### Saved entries
###

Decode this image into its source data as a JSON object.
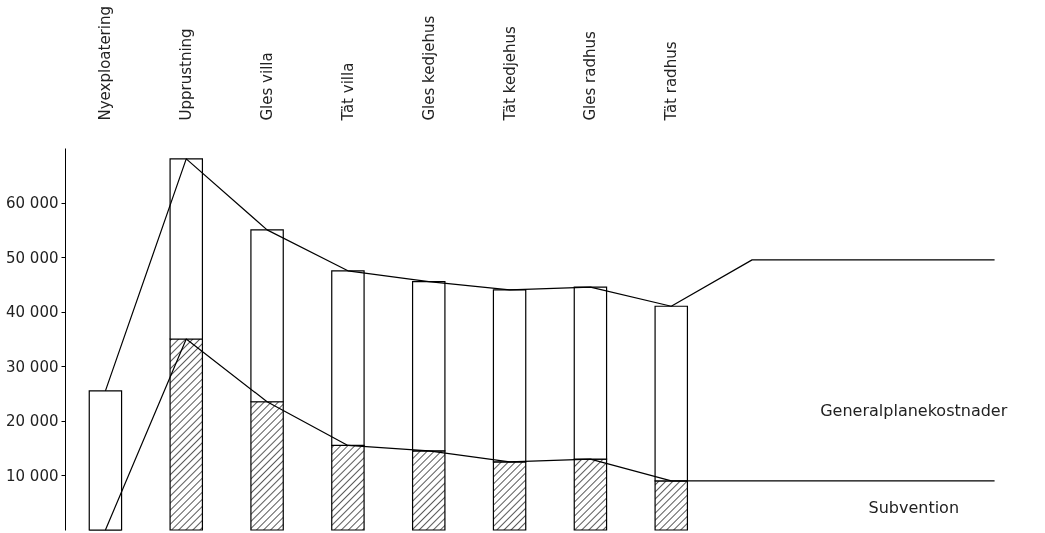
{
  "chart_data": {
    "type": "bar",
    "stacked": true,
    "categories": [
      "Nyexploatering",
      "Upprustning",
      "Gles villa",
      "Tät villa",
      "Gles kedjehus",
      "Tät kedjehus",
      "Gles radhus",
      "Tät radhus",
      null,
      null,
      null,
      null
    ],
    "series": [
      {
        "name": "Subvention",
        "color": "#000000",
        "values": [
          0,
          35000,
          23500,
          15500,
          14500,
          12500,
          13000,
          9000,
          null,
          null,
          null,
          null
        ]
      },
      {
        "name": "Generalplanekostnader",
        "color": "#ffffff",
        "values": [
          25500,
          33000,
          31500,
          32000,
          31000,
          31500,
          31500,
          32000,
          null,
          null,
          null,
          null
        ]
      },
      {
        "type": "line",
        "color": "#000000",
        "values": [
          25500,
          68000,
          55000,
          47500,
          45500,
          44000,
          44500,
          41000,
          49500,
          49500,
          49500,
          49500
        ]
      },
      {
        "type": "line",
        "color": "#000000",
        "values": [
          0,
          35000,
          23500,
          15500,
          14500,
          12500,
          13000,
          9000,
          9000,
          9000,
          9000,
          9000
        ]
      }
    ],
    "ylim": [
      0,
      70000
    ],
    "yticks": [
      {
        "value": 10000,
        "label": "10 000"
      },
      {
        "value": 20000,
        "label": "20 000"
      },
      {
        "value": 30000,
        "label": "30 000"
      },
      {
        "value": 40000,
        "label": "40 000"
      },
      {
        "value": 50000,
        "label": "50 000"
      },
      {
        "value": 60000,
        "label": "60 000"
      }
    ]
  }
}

###

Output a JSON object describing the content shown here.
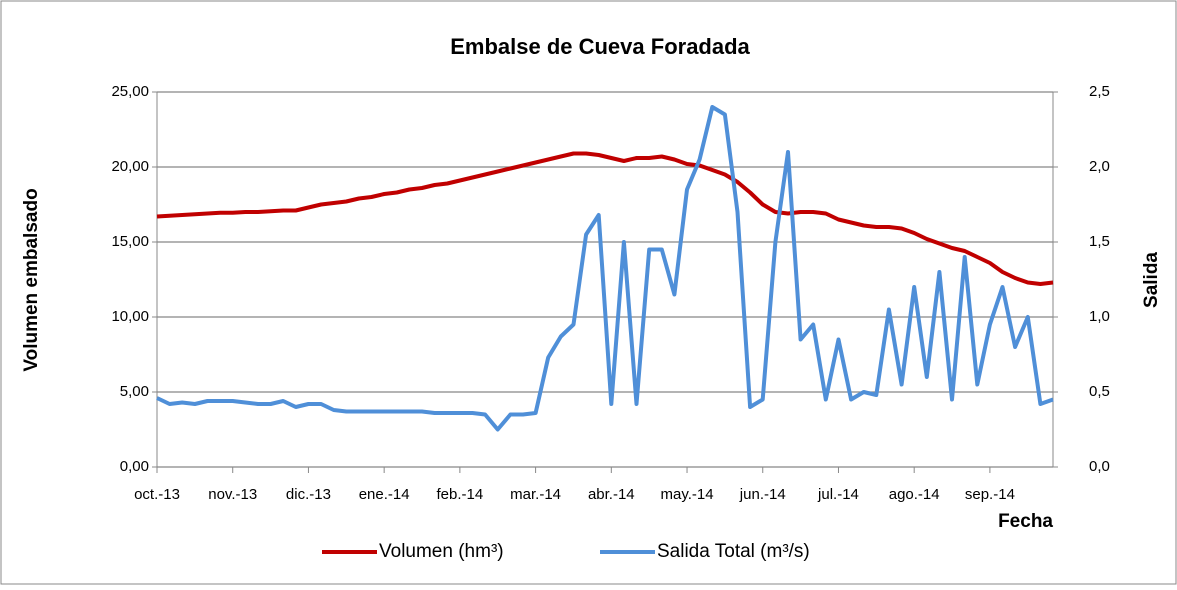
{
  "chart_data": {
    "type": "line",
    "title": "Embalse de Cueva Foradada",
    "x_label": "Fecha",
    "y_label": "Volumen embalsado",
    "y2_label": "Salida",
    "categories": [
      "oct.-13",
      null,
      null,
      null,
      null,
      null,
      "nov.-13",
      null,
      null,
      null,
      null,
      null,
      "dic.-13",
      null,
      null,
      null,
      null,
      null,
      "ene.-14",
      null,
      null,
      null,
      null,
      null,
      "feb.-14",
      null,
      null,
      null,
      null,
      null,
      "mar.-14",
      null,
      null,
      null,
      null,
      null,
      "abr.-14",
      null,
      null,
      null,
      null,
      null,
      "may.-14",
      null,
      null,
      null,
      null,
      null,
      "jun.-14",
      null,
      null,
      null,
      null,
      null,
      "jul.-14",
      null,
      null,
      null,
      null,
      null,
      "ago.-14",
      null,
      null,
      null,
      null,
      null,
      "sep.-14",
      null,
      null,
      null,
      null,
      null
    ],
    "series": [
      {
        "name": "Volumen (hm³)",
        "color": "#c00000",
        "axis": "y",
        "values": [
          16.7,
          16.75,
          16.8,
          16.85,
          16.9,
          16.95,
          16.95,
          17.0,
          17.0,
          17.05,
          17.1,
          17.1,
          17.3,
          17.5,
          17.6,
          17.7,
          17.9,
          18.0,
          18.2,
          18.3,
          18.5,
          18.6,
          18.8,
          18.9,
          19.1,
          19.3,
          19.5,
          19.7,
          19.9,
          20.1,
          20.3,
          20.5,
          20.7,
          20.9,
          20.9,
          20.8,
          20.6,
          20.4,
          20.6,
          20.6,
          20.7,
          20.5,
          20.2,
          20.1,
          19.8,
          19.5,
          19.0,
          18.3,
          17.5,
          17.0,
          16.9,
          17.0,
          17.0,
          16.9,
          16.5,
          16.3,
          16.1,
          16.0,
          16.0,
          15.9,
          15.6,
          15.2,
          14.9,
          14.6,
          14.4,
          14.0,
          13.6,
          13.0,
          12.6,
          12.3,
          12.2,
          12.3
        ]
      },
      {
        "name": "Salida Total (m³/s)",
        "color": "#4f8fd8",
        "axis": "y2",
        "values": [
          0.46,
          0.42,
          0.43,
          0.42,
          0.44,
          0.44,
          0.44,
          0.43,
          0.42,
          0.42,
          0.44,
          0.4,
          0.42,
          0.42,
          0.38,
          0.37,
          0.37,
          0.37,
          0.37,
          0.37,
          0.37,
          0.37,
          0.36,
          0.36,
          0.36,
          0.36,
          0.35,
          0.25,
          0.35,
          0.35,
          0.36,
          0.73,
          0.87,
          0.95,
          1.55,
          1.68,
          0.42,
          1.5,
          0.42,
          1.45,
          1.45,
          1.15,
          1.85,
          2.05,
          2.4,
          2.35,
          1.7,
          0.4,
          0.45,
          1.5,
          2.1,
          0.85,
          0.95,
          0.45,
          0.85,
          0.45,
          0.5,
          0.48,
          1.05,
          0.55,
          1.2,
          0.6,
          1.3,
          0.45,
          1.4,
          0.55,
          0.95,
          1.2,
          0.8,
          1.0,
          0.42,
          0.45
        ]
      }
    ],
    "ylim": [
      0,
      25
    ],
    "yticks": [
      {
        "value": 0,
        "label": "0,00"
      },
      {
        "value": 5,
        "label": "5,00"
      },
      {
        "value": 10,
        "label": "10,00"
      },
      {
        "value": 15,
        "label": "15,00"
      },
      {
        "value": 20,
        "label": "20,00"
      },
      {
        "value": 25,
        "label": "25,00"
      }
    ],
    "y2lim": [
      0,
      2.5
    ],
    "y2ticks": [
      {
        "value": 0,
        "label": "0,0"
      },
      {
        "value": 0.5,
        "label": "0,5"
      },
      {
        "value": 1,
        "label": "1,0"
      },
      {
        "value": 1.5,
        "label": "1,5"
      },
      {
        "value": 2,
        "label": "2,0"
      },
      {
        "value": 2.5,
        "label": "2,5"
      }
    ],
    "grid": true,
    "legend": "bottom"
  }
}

###

### Work required
Only lines with "name" are wanted here; list each of them.

### Complete output
        "name": "Subvention",
        "name": "Generalplanekostnader",
        "name": "Volumen (hm³)",
        "name": "Salida Total (m³/s)",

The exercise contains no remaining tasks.